Items from a dataset:
┏━━
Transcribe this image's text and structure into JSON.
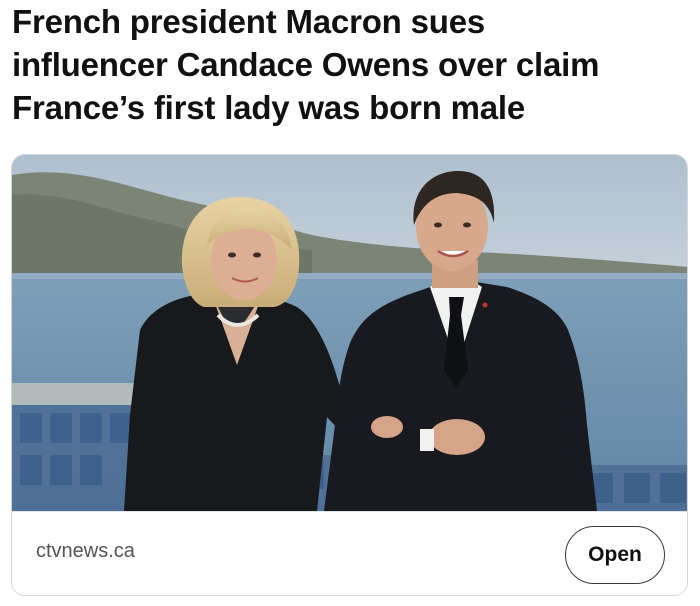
{
  "headline": {
    "line1": "French president Macron sues",
    "line2": "influencer Candace Owens over claim",
    "line3": "France’s first lady was born male"
  },
  "link_card": {
    "image": "news-photo",
    "source": "ctvnews.ca",
    "open_label": "Open"
  }
}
┗━━
- THE REQUEST
Repeat the material exactly as it reads, without any of its pictures.

- IN RESPONSE
Transcribe this image's text and structure into JSON.
{
  "headline": {
    "line1": "French president Macron sues",
    "line2": "influencer Candace Owens over claim",
    "line3": "France’s first lady was born male"
  },
  "link_card": {
    "image": "news-photo",
    "source": "ctvnews.ca",
    "open_label": "Open"
  }
}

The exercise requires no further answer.